[Spatial layout records]
▽

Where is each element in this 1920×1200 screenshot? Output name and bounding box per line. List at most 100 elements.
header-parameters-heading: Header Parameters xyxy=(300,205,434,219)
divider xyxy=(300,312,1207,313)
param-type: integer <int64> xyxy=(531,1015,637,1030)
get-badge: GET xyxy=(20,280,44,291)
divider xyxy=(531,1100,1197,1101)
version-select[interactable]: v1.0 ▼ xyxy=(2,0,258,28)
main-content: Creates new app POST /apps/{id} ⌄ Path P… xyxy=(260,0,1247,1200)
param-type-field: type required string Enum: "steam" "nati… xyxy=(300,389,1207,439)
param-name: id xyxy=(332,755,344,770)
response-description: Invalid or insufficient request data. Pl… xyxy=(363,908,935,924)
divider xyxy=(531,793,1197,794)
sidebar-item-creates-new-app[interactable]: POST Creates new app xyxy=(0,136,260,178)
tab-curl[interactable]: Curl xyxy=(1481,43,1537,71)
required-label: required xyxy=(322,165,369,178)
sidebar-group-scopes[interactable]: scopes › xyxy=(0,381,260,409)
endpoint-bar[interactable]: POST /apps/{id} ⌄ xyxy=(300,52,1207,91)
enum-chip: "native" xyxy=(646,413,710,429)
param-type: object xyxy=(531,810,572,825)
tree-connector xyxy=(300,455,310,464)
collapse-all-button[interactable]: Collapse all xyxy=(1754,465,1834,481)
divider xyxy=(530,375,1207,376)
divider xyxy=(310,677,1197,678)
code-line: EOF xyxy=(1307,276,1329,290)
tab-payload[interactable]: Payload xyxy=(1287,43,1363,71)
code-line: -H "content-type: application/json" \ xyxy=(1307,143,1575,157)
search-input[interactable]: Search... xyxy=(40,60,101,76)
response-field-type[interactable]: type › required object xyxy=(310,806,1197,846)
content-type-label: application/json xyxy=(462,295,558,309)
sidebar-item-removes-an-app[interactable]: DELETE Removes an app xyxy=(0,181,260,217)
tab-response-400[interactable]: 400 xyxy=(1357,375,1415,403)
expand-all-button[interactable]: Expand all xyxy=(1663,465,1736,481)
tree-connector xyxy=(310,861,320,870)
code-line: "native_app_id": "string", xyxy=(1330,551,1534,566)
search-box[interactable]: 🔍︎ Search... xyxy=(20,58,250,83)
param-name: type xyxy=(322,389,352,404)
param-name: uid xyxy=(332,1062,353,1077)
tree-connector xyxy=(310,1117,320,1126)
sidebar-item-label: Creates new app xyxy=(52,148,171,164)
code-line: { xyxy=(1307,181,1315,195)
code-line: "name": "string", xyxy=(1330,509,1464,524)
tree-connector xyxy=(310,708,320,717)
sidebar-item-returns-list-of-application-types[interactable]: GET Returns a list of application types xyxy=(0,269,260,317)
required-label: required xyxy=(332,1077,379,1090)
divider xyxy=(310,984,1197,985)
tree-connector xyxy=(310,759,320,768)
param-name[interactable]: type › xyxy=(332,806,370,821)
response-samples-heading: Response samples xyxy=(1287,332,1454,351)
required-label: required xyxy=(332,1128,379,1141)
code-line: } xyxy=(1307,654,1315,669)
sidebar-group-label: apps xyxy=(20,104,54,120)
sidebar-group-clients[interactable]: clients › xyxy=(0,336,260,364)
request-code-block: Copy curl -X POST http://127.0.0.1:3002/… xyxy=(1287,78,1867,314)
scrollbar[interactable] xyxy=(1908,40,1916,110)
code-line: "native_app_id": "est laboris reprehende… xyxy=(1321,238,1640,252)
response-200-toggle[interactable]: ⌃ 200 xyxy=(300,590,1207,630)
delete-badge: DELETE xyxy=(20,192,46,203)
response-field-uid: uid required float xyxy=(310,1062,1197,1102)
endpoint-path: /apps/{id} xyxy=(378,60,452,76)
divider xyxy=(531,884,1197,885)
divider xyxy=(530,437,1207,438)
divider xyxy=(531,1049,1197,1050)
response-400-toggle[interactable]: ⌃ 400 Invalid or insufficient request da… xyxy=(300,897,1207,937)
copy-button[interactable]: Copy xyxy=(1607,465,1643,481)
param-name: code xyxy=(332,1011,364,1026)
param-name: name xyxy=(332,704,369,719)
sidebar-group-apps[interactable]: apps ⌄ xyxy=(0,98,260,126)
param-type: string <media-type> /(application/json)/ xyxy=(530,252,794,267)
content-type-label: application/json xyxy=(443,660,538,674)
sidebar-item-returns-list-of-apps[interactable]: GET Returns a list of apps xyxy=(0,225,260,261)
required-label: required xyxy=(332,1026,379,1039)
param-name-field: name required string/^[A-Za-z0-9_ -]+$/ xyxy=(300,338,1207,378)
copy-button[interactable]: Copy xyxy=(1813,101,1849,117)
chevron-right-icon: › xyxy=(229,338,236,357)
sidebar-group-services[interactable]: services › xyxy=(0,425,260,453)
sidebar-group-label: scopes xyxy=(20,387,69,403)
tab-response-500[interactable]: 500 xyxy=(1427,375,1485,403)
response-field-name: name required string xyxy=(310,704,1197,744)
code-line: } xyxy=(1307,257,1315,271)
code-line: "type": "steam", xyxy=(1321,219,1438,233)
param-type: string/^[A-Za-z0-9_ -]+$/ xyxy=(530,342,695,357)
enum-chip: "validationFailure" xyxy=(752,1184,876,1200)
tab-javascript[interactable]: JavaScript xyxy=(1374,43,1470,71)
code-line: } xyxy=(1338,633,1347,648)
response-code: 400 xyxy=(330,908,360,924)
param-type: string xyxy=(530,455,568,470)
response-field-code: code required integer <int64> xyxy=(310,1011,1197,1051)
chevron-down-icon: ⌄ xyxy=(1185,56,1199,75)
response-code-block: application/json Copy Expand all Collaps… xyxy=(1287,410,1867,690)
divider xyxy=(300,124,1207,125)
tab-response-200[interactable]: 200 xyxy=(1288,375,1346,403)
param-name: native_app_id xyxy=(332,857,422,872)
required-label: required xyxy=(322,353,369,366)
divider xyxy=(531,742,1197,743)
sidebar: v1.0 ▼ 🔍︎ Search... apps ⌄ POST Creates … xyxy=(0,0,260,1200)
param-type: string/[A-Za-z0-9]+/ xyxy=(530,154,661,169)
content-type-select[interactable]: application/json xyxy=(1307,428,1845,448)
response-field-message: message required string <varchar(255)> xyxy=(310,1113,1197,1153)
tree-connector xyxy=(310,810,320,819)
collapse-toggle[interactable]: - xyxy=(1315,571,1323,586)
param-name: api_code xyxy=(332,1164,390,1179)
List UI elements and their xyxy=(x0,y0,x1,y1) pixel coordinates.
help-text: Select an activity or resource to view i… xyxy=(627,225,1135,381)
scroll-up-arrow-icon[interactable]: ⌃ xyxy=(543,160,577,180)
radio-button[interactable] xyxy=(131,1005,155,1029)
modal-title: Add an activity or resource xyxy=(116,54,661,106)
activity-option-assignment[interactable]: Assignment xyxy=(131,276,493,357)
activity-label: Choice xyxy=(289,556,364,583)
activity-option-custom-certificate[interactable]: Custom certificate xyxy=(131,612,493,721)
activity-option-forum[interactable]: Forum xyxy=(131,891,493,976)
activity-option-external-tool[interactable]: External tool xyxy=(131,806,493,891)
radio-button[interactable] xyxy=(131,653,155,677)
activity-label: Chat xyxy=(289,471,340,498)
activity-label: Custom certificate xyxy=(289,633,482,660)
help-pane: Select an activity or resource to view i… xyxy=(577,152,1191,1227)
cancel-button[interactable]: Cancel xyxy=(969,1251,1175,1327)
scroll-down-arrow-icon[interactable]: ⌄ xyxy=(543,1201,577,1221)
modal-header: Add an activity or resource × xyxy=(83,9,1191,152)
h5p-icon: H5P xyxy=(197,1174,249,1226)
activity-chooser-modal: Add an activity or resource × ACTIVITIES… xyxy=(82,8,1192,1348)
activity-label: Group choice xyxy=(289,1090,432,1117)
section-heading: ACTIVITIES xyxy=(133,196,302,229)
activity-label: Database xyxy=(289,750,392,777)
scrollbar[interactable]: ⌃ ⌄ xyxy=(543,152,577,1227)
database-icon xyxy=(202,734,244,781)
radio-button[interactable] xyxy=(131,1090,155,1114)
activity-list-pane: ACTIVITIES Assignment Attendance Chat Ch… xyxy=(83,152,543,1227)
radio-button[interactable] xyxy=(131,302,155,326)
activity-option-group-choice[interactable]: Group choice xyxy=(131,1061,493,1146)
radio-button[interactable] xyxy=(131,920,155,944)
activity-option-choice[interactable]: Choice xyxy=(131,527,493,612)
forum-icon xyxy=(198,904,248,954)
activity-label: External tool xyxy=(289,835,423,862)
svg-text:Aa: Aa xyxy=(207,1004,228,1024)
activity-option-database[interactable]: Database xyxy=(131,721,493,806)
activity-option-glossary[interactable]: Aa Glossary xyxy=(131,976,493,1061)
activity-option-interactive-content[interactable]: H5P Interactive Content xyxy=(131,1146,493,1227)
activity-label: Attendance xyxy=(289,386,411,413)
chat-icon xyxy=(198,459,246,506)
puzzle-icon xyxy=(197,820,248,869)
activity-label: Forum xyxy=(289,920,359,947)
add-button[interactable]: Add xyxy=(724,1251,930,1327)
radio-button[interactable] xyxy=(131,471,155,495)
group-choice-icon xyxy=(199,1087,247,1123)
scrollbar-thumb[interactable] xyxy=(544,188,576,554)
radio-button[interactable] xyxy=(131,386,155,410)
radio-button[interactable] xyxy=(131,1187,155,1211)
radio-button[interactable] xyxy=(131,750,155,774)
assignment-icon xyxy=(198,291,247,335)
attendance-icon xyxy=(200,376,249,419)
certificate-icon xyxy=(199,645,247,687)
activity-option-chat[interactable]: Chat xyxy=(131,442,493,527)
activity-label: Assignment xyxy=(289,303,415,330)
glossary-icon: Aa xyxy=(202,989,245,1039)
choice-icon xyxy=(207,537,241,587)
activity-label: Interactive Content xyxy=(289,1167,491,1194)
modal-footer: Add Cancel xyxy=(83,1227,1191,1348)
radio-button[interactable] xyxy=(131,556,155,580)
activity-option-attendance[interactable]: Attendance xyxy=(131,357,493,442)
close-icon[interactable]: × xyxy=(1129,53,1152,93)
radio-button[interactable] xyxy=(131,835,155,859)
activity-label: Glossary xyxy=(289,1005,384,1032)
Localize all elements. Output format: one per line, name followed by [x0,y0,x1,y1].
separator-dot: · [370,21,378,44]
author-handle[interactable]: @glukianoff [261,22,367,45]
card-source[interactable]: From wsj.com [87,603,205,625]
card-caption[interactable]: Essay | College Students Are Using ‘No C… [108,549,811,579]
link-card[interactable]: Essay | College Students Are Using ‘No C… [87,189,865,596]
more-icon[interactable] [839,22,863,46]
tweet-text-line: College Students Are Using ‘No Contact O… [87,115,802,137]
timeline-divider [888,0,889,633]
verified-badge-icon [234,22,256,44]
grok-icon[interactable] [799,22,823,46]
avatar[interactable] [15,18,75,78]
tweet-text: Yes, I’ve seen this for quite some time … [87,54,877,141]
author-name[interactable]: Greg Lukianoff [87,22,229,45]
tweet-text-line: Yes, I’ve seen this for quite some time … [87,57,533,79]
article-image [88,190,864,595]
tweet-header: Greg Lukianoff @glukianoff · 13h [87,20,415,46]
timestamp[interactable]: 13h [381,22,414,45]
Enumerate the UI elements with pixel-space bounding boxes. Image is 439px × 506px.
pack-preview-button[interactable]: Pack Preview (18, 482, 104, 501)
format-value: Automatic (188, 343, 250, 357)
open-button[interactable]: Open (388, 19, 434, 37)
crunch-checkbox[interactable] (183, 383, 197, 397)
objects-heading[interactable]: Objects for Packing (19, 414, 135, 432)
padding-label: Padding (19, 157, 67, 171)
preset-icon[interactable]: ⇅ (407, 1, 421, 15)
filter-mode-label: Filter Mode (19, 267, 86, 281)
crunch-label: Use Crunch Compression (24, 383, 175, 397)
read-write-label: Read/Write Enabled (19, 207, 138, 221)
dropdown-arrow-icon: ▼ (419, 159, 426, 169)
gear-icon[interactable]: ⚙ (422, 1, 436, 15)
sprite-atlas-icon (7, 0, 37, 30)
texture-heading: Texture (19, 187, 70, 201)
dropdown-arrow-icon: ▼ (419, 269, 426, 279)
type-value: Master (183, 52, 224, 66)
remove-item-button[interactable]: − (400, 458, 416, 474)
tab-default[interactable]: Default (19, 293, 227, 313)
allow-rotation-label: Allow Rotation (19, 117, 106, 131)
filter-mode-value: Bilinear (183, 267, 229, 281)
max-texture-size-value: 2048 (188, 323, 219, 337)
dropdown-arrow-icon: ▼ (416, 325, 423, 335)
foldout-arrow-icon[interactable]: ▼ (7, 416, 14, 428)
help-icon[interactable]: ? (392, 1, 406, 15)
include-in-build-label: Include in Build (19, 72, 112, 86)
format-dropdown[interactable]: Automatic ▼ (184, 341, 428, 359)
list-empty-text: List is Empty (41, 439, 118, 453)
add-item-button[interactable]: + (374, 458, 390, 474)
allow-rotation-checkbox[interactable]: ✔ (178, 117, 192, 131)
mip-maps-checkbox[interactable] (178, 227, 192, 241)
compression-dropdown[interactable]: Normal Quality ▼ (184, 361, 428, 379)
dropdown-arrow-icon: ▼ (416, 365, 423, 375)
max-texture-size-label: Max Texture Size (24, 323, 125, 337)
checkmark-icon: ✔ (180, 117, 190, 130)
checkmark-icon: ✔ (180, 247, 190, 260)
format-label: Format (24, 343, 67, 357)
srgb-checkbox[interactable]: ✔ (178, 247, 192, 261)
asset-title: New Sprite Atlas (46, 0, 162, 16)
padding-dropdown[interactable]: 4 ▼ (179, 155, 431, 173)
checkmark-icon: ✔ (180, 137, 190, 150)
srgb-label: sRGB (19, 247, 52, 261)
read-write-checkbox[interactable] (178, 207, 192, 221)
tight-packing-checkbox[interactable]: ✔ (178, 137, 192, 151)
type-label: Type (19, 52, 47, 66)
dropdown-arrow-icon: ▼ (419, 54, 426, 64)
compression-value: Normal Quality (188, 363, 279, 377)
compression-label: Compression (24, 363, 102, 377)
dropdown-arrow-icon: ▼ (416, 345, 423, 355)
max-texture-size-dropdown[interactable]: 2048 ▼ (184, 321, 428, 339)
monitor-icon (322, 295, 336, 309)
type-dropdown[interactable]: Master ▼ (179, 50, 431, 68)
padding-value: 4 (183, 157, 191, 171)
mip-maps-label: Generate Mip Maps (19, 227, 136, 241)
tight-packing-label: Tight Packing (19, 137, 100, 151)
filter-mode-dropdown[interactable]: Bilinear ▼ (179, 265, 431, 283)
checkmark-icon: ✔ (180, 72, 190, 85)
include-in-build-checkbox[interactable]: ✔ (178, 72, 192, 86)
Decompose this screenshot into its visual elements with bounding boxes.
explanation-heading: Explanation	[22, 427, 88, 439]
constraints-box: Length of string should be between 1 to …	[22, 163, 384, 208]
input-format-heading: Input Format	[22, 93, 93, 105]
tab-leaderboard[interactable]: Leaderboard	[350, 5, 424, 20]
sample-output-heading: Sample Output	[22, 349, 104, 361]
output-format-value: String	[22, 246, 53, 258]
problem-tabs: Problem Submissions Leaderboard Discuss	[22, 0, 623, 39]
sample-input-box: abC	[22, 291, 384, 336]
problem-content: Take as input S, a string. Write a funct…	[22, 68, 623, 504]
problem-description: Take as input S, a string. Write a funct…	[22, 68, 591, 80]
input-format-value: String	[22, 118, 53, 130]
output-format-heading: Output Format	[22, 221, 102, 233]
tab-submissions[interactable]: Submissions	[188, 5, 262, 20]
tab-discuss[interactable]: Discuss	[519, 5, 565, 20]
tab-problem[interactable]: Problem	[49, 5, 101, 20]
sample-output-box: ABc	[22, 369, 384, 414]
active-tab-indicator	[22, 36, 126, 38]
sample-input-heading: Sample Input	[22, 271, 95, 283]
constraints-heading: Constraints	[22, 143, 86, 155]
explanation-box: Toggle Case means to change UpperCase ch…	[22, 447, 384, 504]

△

Reproduce the records from the start through the line containing "param-type-field: type required", exactly as they appear.

Problem solution —
Where is each element in this 1920×1200 screenshot? Output name and bounding box per line. List at most 100 elements.
header-parameters-heading: Header Parameters xyxy=(300,205,434,219)
divider xyxy=(300,312,1207,313)
param-type: integer <int64> xyxy=(531,1015,637,1030)
get-badge: GET xyxy=(20,280,44,291)
divider xyxy=(531,1100,1197,1101)
version-select[interactable]: v1.0 ▼ xyxy=(2,0,258,28)
main-content: Creates new app POST /apps/{id} ⌄ Path P… xyxy=(260,0,1247,1200)
param-type-field: type required string Enum: "steam" "nati… xyxy=(300,389,1207,439)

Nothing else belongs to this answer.